▶ _WORK INSTRUCTION_
If a line in the material below has the string "black", copy it out.

▶ _SUPPLIED RECORDS_
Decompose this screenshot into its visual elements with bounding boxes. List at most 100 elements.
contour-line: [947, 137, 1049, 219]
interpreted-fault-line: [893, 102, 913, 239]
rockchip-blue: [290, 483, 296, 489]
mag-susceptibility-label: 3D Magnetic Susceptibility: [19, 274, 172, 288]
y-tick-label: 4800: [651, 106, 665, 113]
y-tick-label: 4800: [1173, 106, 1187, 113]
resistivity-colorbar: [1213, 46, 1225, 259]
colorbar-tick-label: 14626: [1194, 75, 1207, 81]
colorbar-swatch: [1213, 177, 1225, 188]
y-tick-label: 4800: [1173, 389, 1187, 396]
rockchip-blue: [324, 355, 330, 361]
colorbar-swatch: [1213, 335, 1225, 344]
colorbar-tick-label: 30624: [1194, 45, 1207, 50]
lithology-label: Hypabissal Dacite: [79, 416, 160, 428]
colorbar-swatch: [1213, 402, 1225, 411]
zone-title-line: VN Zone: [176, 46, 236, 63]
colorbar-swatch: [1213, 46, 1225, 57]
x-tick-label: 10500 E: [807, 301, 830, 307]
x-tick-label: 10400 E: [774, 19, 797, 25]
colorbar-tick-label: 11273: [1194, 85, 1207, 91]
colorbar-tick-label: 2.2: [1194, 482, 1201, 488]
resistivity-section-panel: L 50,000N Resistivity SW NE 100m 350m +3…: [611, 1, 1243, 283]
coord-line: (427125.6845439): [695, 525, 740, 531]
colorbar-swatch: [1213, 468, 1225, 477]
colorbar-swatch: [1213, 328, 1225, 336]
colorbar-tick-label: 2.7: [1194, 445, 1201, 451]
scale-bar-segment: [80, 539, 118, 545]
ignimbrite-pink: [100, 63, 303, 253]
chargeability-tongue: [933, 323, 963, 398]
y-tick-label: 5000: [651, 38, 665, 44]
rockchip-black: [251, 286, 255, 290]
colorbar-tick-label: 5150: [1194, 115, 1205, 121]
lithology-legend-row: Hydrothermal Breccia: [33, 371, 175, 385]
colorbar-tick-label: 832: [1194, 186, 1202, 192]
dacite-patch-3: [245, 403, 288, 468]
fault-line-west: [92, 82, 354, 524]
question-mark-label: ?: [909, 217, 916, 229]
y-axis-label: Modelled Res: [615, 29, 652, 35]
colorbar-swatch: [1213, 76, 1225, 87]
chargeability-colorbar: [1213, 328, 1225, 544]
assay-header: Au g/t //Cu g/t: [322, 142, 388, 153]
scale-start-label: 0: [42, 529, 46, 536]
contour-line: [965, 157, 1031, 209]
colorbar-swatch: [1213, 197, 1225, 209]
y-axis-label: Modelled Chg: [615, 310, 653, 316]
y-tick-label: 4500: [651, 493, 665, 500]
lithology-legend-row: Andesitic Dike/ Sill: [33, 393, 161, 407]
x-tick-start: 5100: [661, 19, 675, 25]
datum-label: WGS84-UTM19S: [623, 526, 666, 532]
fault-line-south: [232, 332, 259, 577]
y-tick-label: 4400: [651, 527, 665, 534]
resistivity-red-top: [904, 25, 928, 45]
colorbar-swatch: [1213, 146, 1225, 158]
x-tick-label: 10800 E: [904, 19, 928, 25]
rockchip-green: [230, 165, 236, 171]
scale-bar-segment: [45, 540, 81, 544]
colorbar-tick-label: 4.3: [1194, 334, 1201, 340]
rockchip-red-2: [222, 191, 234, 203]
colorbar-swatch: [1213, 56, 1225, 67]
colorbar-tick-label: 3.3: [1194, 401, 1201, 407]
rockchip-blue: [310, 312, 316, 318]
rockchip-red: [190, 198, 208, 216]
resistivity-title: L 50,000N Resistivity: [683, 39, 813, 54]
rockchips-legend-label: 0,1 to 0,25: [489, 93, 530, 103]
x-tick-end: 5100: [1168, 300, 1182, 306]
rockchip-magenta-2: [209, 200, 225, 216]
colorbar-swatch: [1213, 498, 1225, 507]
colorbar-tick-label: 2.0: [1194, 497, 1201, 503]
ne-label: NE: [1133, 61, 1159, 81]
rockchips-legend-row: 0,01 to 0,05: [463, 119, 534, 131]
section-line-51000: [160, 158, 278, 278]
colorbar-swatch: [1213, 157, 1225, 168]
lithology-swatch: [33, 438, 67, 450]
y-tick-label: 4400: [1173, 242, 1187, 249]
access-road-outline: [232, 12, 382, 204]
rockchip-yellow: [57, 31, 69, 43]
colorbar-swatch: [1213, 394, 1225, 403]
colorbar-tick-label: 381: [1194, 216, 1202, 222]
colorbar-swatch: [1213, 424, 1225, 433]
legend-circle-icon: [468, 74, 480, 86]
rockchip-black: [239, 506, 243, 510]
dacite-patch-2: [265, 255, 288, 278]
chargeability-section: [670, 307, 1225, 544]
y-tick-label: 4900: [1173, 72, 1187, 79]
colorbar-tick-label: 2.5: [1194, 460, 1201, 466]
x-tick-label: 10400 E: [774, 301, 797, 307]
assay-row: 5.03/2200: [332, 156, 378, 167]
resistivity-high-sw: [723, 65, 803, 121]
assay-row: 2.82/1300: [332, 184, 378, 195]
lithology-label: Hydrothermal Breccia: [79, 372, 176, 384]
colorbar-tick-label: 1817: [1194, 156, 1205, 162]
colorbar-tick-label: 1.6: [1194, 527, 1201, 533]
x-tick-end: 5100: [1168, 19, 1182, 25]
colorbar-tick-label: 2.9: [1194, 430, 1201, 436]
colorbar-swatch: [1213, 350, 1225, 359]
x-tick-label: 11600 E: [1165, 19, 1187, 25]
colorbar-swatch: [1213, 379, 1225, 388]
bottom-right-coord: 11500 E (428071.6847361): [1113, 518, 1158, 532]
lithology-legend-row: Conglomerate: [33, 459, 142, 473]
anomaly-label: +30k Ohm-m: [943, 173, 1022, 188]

▶ _ANSWER BOX_
rockchip-black: [251, 286, 255, 290]
rockchip-black: [239, 506, 243, 510]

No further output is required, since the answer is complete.